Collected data

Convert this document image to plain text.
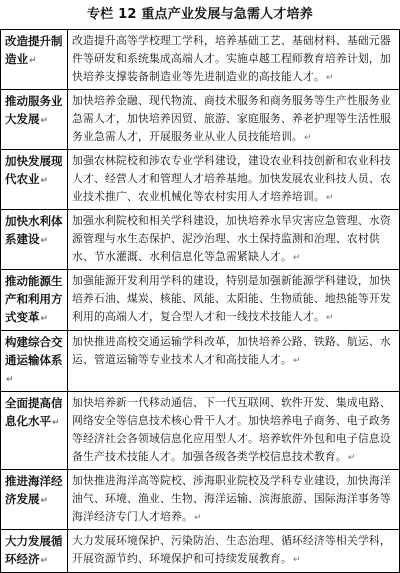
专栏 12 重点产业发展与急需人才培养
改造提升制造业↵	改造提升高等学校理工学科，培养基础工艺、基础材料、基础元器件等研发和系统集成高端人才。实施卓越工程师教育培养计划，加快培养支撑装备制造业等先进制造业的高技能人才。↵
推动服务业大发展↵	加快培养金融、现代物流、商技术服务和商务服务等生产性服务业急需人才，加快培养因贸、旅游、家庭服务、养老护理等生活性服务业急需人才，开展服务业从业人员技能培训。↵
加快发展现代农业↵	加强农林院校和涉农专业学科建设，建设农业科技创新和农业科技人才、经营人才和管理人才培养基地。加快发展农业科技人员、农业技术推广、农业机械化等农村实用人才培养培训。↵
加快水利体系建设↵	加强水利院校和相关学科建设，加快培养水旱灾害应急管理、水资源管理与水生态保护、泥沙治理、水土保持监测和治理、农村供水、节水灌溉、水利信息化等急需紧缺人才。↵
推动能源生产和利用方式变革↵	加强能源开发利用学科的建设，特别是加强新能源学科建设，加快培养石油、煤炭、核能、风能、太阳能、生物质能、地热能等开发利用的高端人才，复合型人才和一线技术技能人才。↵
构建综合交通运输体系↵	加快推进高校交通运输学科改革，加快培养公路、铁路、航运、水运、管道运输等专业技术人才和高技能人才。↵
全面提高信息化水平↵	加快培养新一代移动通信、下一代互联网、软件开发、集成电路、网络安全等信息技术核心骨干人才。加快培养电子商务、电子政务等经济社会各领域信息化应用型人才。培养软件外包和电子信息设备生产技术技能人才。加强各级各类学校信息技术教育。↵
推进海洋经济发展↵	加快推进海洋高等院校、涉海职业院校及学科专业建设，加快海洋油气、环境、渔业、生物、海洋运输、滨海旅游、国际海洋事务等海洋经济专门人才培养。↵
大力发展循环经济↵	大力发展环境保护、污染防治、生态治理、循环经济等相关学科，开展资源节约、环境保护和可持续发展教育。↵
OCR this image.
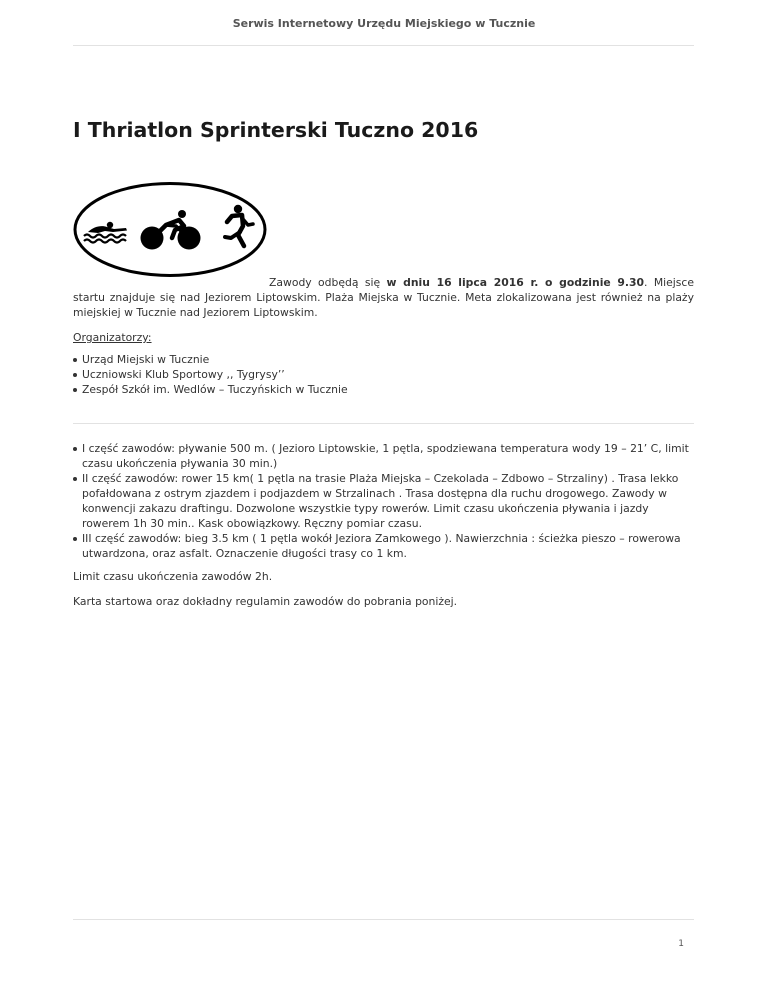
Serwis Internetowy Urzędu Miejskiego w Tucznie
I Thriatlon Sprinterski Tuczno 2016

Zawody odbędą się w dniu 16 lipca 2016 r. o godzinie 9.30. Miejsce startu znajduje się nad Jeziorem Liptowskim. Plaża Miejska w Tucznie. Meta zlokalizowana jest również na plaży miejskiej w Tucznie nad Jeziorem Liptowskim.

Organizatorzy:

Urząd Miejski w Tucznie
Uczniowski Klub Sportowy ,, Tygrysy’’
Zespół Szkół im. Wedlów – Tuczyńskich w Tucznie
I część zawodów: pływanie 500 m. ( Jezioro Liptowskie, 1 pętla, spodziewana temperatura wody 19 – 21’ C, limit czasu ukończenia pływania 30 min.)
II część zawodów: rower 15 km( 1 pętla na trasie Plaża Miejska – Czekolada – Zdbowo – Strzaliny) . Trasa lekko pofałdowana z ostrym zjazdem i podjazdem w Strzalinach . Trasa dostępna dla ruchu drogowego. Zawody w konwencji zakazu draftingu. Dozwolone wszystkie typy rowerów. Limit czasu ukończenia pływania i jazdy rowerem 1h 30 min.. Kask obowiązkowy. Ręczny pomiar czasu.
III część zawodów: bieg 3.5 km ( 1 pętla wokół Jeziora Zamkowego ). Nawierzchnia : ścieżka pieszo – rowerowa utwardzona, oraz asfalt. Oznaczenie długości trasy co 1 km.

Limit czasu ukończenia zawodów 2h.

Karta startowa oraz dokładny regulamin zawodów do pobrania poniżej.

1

◆ **YOUR GOAL**: Reproduce each line exactly, please, except for any pictures.

◆ **ANSWER TO THE EXERCISE**:
Convert this document image to plain text.
专栏 12 重点产业发展与急需人才培养
改造提升制造业↵	改造提升高等学校理工学科，培养基础工艺、基础材料、基础元器件等研发和系统集成高端人才。实施卓越工程师教育培养计划，加快培养支撑装备制造业等先进制造业的高技能人才。↵
推动服务业大发展↵	加快培养金融、现代物流、商技术服务和商务服务等生产性服务业急需人才，加快培养因贸、旅游、家庭服务、养老护理等生活性服务业急需人才，开展服务业从业人员技能培训。↵
加快发展现代农业↵	加强农林院校和涉农专业学科建设，建设农业科技创新和农业科技人才、经营人才和管理人才培养基地。加快发展农业科技人员、农业技术推广、农业机械化等农村实用人才培养培训。↵
加快水利体系建设↵	加强水利院校和相关学科建设，加快培养水旱灾害应急管理、水资源管理与水生态保护、泥沙治理、水土保持监测和治理、农村供水、节水灌溉、水利信息化等急需紧缺人才。↵
推动能源生产和利用方式变革↵	加强能源开发利用学科的建设，特别是加强新能源学科建设，加快培养石油、煤炭、核能、风能、太阳能、生物质能、地热能等开发利用的高端人才，复合型人才和一线技术技能人才。↵
构建综合交通运输体系↵	加快推进高校交通运输学科改革，加快培养公路、铁路、航运、水运、管道运输等专业技术人才和高技能人才。↵
全面提高信息化水平↵	加快培养新一代移动通信、下一代互联网、软件开发、集成电路、网络安全等信息技术核心骨干人才。加快培养电子商务、电子政务等经济社会各领域信息化应用型人才。培养软件外包和电子信息设备生产技术技能人才。加强各级各类学校信息技术教育。↵
推进海洋经济发展↵	加快推进海洋高等院校、涉海职业院校及学科专业建设，加快海洋油气、环境、渔业、生物、海洋运输、滨海旅游、国际海洋事务等海洋经济专门人才培养。↵
大力发展循环经济↵	大力发展环境保护、污染防治、生态治理、循环经济等相关学科，开展资源节约、环境保护和可持续发展教育。↵
OCR this image.
Serwis Internetowy Urzędu Miejskiego w Tucznie
I Thriatlon Sprinterski Tuczno 2016

Zawody odbędą się w dniu 16 lipca 2016 r. o godzinie 9.30. Miejsce startu znajduje się nad Jeziorem Liptowskim. Plaża Miejska w Tucznie. Meta zlokalizowana jest również na plaży miejskiej w Tucznie nad Jeziorem Liptowskim.

Organizatorzy:

Urząd Miejski w Tucznie
Uczniowski Klub Sportowy ,, Tygrysy’’
Zespół Szkół im. Wedlów – Tuczyńskich w Tucznie
I część zawodów: pływanie 500 m. ( Jezioro Liptowskie, 1 pętla, spodziewana temperatura wody 19 – 21’ C, limit czasu ukończenia pływania 30 min.)
II część zawodów: rower 15 km( 1 pętla na trasie Plaża Miejska – Czekolada – Zdbowo – Strzaliny) . Trasa lekko pofałdowana z ostrym zjazdem i podjazdem w Strzalinach . Trasa dostępna dla ruchu drogowego. Zawody w konwencji zakazu draftingu. Dozwolone wszystkie typy rowerów. Limit czasu ukończenia pływania i jazdy rowerem 1h 30 min.. Kask obowiązkowy. Ręczny pomiar czasu.
III część zawodów: bieg 3.5 km ( 1 pętla wokół Jeziora Zamkowego ). Nawierzchnia : ścieżka pieszo – rowerowa utwardzona, oraz asfalt. Oznaczenie długości trasy co 1 km.

Limit czasu ukończenia zawodów 2h.

Karta startowa oraz dokładny regulamin zawodów do pobrania poniżej.

1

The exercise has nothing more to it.